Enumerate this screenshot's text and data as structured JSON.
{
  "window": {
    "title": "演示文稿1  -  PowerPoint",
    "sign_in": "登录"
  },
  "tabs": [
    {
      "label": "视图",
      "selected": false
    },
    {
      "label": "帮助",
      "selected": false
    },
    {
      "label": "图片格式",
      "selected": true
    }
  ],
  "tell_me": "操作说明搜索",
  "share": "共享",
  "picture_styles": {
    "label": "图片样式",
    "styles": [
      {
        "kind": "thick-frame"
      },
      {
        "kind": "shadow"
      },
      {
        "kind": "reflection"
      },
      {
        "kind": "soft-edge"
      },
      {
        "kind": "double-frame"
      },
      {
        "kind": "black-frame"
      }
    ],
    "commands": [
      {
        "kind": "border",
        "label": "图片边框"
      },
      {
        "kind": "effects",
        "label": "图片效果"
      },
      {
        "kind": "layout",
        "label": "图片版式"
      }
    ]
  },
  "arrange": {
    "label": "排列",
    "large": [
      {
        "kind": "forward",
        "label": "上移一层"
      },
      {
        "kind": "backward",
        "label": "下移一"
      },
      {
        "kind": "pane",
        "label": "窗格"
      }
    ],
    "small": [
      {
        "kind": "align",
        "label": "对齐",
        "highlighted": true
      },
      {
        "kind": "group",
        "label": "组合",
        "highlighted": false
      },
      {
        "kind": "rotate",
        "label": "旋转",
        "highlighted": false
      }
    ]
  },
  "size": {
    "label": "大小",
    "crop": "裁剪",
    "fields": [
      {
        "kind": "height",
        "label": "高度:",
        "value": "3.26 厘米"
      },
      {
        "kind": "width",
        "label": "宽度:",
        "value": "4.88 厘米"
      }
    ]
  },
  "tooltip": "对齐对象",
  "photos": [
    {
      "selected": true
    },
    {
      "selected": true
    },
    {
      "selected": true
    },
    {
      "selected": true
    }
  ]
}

::::

**Problem requirements**: Write the material out again word for word.

**Solved problem**:
Enumerate this screenshot's text and data as structured JSON.
{
  "window": {
    "title": "演示文稿1  -  PowerPoint",
    "sign_in": "登录"
  },
  "tabs": [
    {
      "label": "视图",
      "selected": false
    },
    {
      "label": "帮助",
      "selected": false
    },
    {
      "label": "图片格式",
      "selected": true
    }
  ],
  "tell_me": "操作说明搜索",
  "share": "共享",
  "picture_styles": {
    "label": "图片样式",
    "styles": [
      {
        "kind": "thick-frame"
      },
      {
        "kind": "shadow"
      },
      {
        "kind": "reflection"
      },
      {
        "kind": "soft-edge"
      },
      {
        "kind": "double-frame"
      },
      {
        "kind": "black-frame"
      }
    ],
    "commands": [
      {
        "kind": "border",
        "label": "图片边框"
      },
      {
        "kind": "effects",
        "label": "图片效果"
      },
      {
        "kind": "layout",
        "label": "图片版式"
      }
    ]
  },
  "arrange": {
    "label": "排列",
    "large": [
      {
        "kind": "forward",
        "label": "上移一层"
      },
      {
        "kind": "backward",
        "label": "下移一"
      },
      {
        "kind": "pane",
        "label": "窗格"
      }
    ],
    "small": [
      {
        "kind": "align",
        "label": "对齐",
        "highlighted": true
      },
      {
        "kind": "group",
        "label": "组合",
        "highlighted": false
      },
      {
        "kind": "rotate",
        "label": "旋转",
        "highlighted": false
      }
    ]
  },
  "size": {
    "label": "大小",
    "crop": "裁剪",
    "fields": [
      {
        "kind": "height",
        "label": "高度:",
        "value": "3.26 厘米"
      },
      {
        "kind": "width",
        "label": "宽度:",
        "value": "4.88 厘米"
      }
    ]
  },
  "tooltip": "对齐对象",
  "photos": [
    {
      "selected": true
    },
    {
      "selected": true
    },
    {
      "selected": true
    },
    {
      "selected": true
    }
  ]
}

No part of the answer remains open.